# Task prompt:
In the data below, find every line with the string "values" and pull it out.

# Supplied material:

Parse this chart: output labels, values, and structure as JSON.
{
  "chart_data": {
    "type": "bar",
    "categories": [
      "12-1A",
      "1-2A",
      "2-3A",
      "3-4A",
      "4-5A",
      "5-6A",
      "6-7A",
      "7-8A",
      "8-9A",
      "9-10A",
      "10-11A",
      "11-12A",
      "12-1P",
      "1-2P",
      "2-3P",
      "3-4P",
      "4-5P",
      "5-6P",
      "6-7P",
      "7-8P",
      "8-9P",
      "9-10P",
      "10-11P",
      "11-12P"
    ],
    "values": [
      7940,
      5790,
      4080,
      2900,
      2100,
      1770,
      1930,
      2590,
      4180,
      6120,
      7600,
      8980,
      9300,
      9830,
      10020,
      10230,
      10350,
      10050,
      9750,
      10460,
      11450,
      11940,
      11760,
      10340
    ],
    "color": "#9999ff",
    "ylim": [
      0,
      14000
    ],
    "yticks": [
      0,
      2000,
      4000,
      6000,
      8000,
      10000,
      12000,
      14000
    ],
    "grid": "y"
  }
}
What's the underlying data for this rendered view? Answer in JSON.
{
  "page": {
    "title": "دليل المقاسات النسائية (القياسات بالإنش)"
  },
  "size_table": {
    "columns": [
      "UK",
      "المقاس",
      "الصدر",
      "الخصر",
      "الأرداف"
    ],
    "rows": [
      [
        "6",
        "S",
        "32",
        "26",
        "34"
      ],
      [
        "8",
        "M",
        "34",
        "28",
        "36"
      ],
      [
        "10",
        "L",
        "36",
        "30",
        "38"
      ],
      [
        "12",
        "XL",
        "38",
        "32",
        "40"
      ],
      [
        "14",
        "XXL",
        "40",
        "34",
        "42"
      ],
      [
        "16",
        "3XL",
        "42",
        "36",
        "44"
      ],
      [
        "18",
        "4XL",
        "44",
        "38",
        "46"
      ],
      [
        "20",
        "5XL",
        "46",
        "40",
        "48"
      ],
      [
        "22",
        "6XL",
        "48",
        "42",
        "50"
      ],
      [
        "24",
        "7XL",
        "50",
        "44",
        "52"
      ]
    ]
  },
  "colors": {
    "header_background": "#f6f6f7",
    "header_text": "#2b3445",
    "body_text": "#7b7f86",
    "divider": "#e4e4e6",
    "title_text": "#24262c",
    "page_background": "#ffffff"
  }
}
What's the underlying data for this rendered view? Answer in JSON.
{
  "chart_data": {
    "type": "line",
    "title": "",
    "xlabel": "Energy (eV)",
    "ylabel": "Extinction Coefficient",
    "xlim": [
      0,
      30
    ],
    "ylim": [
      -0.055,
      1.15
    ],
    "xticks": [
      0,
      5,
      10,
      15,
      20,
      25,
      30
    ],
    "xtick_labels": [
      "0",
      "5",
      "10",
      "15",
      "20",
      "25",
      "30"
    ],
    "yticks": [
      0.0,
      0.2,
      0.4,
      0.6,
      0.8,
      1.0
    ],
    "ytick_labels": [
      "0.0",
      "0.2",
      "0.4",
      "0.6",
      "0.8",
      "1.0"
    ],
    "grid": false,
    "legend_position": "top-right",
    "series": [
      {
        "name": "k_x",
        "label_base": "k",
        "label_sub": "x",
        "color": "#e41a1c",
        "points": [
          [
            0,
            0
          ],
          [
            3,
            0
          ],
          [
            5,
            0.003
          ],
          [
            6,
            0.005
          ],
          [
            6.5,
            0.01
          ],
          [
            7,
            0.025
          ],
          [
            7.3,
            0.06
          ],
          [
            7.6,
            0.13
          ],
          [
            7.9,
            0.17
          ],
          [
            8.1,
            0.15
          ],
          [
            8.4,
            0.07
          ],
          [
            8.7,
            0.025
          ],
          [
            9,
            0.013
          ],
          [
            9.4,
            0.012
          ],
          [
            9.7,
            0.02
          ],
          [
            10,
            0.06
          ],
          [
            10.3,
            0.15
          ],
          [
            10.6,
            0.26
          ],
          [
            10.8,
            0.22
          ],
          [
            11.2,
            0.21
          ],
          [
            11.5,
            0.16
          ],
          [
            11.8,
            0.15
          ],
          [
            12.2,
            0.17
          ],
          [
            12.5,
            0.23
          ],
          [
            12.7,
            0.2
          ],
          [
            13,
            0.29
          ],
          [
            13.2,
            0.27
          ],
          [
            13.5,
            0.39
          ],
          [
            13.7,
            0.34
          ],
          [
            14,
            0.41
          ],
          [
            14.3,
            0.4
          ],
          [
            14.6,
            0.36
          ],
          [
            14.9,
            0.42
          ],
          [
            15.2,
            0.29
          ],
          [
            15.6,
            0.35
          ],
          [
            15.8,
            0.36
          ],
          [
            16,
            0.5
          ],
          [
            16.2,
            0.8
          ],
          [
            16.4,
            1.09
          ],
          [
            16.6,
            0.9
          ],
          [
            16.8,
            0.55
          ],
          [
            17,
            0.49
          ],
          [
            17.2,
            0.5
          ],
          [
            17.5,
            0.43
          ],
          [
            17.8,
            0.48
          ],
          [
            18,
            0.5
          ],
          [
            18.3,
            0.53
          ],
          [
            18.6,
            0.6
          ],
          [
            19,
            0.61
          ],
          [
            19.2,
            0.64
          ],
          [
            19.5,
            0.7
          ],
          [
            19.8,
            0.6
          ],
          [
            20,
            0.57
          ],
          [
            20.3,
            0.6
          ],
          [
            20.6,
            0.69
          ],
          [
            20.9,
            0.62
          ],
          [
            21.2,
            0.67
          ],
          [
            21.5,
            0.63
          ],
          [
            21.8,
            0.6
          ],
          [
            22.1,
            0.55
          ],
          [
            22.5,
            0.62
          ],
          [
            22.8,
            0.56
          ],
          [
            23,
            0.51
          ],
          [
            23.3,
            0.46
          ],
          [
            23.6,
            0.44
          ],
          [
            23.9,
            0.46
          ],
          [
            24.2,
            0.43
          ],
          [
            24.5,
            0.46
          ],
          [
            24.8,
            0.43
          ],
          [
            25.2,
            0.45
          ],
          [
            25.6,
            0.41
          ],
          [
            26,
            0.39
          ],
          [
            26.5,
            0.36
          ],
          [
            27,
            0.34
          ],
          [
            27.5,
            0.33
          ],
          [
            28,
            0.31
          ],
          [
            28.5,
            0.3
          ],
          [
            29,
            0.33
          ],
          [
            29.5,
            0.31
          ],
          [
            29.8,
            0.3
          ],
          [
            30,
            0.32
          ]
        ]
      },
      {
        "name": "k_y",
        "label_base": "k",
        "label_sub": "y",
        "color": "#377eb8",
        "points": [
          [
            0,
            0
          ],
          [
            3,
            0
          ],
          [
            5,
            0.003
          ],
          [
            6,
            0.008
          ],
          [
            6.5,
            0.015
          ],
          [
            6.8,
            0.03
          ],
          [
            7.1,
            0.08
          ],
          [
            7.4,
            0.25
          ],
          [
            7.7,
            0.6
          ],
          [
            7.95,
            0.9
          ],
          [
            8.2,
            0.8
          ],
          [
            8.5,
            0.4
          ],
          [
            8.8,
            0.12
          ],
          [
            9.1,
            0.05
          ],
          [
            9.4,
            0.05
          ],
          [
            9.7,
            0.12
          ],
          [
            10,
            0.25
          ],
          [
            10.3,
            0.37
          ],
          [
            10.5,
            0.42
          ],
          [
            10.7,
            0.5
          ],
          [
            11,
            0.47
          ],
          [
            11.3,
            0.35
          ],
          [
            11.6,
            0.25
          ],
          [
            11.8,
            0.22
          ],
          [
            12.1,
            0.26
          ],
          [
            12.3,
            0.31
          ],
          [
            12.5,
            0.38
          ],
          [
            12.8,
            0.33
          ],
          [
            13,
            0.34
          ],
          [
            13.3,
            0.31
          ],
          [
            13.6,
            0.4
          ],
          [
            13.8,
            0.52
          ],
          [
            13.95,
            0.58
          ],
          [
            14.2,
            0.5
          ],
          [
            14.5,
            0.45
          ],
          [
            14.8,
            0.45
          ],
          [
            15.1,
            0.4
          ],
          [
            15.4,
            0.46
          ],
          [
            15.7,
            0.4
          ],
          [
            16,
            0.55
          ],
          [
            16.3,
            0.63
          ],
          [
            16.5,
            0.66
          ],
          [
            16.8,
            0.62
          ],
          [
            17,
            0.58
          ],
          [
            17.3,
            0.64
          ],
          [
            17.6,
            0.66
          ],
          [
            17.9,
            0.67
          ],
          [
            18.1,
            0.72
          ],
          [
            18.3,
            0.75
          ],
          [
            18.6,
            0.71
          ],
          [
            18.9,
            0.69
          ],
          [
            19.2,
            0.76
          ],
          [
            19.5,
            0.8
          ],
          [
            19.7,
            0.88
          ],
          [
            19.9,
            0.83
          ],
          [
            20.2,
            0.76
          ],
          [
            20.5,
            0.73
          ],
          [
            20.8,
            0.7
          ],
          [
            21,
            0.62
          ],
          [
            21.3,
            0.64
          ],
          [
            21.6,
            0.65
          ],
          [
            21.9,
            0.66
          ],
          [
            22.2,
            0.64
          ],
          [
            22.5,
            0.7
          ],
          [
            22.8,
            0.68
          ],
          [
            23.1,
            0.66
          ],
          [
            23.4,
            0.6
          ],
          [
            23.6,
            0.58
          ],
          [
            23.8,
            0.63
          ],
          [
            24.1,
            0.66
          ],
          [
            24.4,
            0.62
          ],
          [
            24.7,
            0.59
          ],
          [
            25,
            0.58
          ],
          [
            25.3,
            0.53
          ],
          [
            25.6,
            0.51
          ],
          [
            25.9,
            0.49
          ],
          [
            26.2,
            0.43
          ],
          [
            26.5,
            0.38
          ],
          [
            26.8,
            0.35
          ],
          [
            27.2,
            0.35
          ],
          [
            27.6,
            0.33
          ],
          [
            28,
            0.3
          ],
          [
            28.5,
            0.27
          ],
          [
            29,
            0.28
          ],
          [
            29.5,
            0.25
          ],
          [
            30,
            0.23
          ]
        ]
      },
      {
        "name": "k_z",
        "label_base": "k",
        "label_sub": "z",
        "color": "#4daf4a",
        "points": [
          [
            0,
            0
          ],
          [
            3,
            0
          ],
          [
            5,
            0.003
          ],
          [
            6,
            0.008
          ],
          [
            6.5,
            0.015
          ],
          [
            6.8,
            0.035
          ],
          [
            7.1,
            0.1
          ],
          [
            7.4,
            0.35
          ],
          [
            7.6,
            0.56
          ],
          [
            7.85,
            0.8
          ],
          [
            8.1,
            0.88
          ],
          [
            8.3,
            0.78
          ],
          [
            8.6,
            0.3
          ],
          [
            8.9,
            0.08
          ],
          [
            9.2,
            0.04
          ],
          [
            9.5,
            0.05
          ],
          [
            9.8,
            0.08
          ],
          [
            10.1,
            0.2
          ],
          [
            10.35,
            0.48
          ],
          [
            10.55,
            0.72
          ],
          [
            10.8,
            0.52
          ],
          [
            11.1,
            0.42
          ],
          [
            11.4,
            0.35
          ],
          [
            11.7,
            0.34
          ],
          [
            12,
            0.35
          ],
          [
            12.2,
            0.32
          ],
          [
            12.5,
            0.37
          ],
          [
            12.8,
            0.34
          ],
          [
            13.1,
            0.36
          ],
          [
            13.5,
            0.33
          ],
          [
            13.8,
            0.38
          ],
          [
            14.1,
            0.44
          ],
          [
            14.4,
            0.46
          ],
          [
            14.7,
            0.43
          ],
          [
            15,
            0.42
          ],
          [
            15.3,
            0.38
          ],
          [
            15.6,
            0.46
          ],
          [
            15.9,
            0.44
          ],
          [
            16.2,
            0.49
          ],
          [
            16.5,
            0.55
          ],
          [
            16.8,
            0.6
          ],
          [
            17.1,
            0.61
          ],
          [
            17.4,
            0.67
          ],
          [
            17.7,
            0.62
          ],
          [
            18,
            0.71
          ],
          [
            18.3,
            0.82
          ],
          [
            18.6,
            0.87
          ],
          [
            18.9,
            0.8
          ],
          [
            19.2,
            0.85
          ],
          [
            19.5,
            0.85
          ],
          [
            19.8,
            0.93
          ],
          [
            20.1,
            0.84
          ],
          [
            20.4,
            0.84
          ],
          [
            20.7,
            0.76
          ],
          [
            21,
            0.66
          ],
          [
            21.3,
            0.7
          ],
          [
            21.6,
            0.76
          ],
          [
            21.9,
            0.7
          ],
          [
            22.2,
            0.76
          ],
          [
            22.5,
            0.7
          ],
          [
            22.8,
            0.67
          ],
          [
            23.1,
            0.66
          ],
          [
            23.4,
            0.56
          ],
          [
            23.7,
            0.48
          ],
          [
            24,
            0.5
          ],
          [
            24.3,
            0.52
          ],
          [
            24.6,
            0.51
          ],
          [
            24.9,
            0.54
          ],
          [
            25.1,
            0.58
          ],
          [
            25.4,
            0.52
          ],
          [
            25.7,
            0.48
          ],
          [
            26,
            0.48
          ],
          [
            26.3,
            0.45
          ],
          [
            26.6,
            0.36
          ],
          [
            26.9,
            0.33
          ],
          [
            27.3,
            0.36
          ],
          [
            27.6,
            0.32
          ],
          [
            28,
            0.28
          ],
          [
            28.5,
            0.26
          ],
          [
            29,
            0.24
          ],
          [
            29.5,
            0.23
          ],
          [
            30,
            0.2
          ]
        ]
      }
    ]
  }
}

# Result of the task:
Parse this chart: output labels, values, and structure as JSON.
    "values": [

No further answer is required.